▶ Aim:
Images must not appear in your copy; reproduce every other part of the records exactly.

......

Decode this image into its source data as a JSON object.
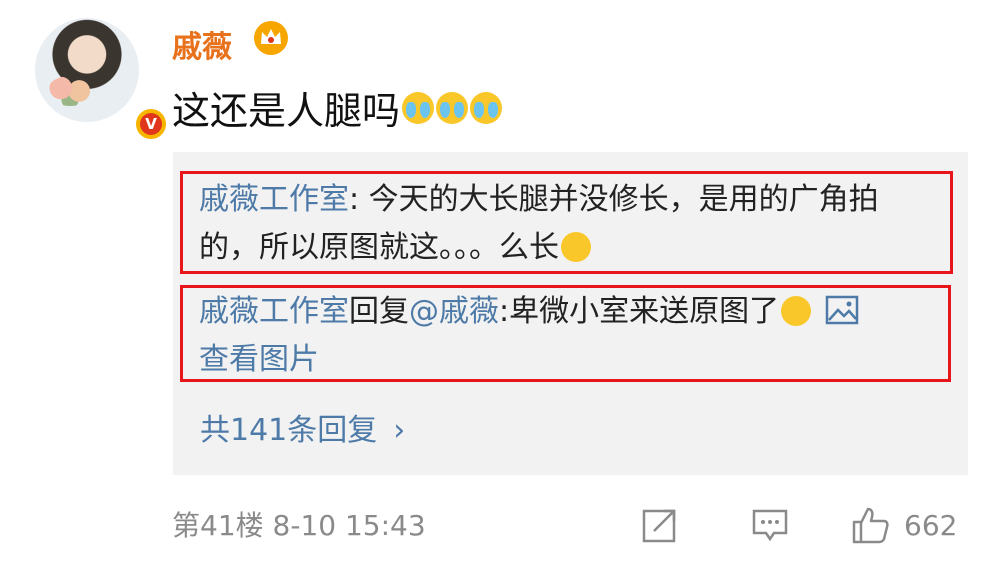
{
  "post": {
    "username": "戚薇",
    "text": "这还是人腿吗",
    "emoji_count": 3,
    "emoji_icon": "crying-laughing-emoji",
    "colors": {
      "username": "#e8711b",
      "link": "#4e7aa8",
      "highlight_border": "#e8161a"
    }
  },
  "replies": [
    {
      "author": "戚薇工作室",
      "separator": ": ",
      "text": "今天的大长腿并没修长，是用的广角拍的，所以原图就这。。。么长",
      "emoji_icon": "covering-mouth-emoji"
    },
    {
      "author": "戚薇工作室",
      "reply_word": "回复",
      "mention": "@戚薇",
      "separator": ":",
      "text": "卑微小室来送原图了",
      "emoji_icon": "shy-face-emoji",
      "view_image_label": "查看图片"
    }
  ],
  "more_replies_label": "共141条回复",
  "footer": {
    "floor_time": "第41楼 8-10 15:43",
    "like_count": "662"
  }
}
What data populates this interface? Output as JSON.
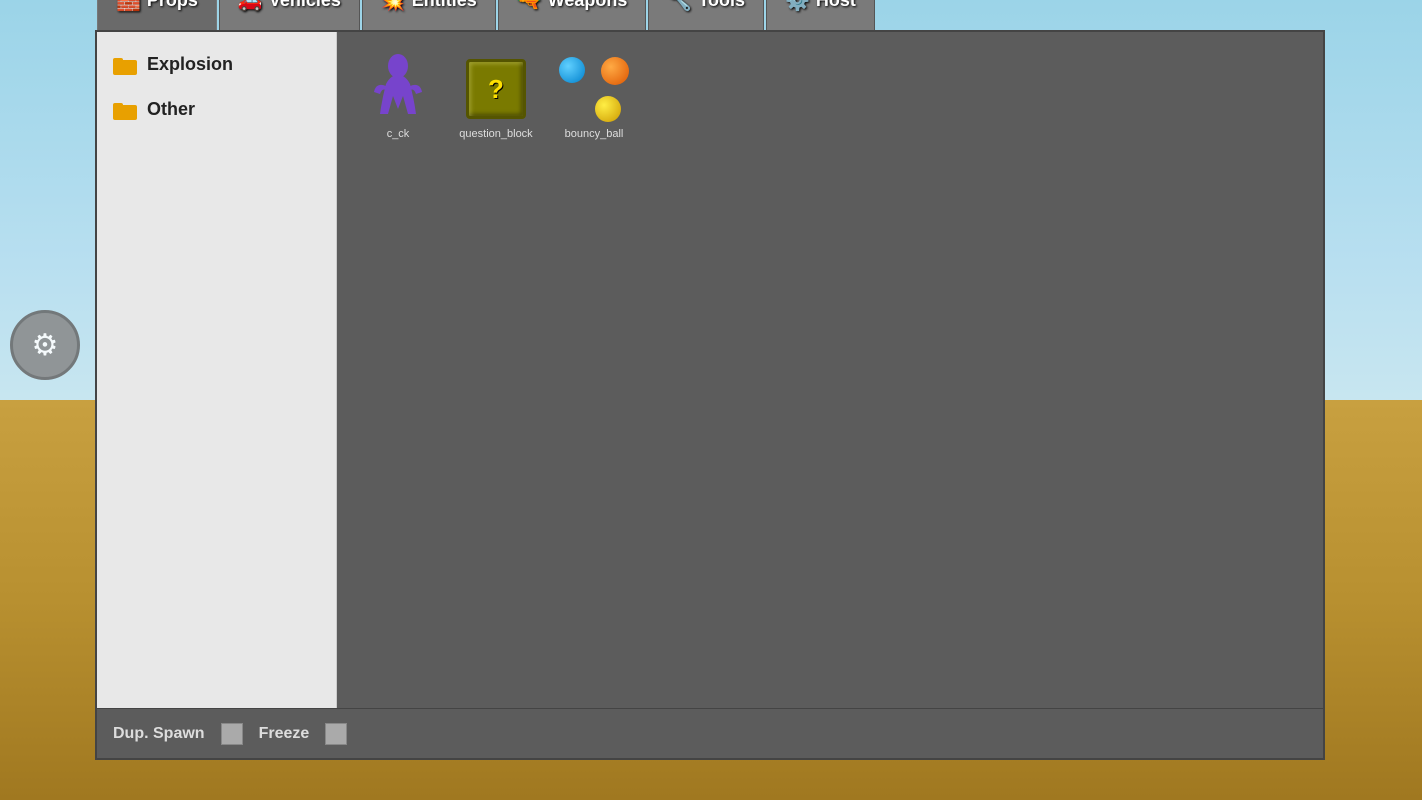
{
  "background": {
    "sky_color": "#9bd4e8",
    "ground_color": "#c8a040"
  },
  "tabs": [
    {
      "id": "props",
      "label": "Props",
      "icon": "🧱",
      "active": true
    },
    {
      "id": "vehicles",
      "label": "Vehicles",
      "icon": "🚗",
      "active": false
    },
    {
      "id": "entities",
      "label": "Entities",
      "icon": "💥",
      "active": false
    },
    {
      "id": "weapons",
      "label": "Weapons",
      "icon": "🔫",
      "active": false
    },
    {
      "id": "tools",
      "label": "Tools",
      "icon": "🔧",
      "active": false
    },
    {
      "id": "host",
      "label": "Host",
      "icon": "⚙️",
      "active": false
    }
  ],
  "sidebar": {
    "items": [
      {
        "id": "explosion",
        "label": "Explosion",
        "icon": "folder"
      },
      {
        "id": "other",
        "label": "Other",
        "icon": "folder"
      }
    ]
  },
  "grid_items": [
    {
      "id": "c_ck",
      "label": "c_ck",
      "type": "purple_figure"
    },
    {
      "id": "question_block",
      "label": "question_block",
      "type": "question_block"
    },
    {
      "id": "bouncy_ball",
      "label": "bouncy_ball",
      "type": "bouncy_ball"
    }
  ],
  "bottom_bar": {
    "dup_spawn_label": "Dup. Spawn",
    "freeze_label": "Freeze"
  },
  "wrench_icon": "⚙"
}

......

▶ Final result:
Decode this image into its source data as a JSON object.
{
  "post": {
    "username": "戚薇",
    "text": "这还是人腿吗",
    "emoji_count": 3,
    "emoji_icon": "crying-laughing-emoji",
    "colors": {
      "username": "#e8711b",
      "link": "#4e7aa8",
      "highlight_border": "#e8161a"
    }
  },
  "replies": [
    {
      "author": "戚薇工作室",
      "separator": ": ",
      "text": "今天的大长腿并没修长，是用的广角拍的，所以原图就这。。。么长",
      "emoji_icon": "covering-mouth-emoji"
    },
    {
      "author": "戚薇工作室",
      "reply_word": "回复",
      "mention": "@戚薇",
      "separator": ":",
      "text": "卑微小室来送原图了",
      "emoji_icon": "shy-face-emoji",
      "view_image_label": "查看图片"
    }
  ],
  "more_replies_label": "共141条回复",
  "footer": {
    "floor_time": "第41楼 8-10 15:43",
    "like_count": "662"
  }
}
What data populates this interface? Output as JSON.
{
  "background": {
    "sky_color": "#9bd4e8",
    "ground_color": "#c8a040"
  },
  "tabs": [
    {
      "id": "props",
      "label": "Props",
      "icon": "🧱",
      "active": true
    },
    {
      "id": "vehicles",
      "label": "Vehicles",
      "icon": "🚗",
      "active": false
    },
    {
      "id": "entities",
      "label": "Entities",
      "icon": "💥",
      "active": false
    },
    {
      "id": "weapons",
      "label": "Weapons",
      "icon": "🔫",
      "active": false
    },
    {
      "id": "tools",
      "label": "Tools",
      "icon": "🔧",
      "active": false
    },
    {
      "id": "host",
      "label": "Host",
      "icon": "⚙️",
      "active": false
    }
  ],
  "sidebar": {
    "items": [
      {
        "id": "explosion",
        "label": "Explosion",
        "icon": "folder"
      },
      {
        "id": "other",
        "label": "Other",
        "icon": "folder"
      }
    ]
  },
  "grid_items": [
    {
      "id": "c_ck",
      "label": "c_ck",
      "type": "purple_figure"
    },
    {
      "id": "question_block",
      "label": "question_block",
      "type": "question_block"
    },
    {
      "id": "bouncy_ball",
      "label": "bouncy_ball",
      "type": "bouncy_ball"
    }
  ],
  "bottom_bar": {
    "dup_spawn_label": "Dup. Spawn",
    "freeze_label": "Freeze"
  },
  "wrench_icon": "⚙"
}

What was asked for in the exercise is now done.